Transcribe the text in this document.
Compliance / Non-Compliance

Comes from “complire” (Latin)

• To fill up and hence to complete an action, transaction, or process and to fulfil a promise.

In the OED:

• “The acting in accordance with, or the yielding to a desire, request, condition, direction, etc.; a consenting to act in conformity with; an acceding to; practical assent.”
☆ ☆ ☆ ☆ ☆
Repeat the material word for word, in full.

ANSWER TO THE TASK:
Transcribe the text in this document.
Compliance / Non-Compliance

Comes from “complire” (Latin)

• To fill up and hence to complete an action, transaction, or process and to fulfil a promise.

In the OED:

• “The acting in accordance with, or the yielding to a desire, request, condition, direction, etc.; a consenting to act in conformity with; an acceding to; practical assent.”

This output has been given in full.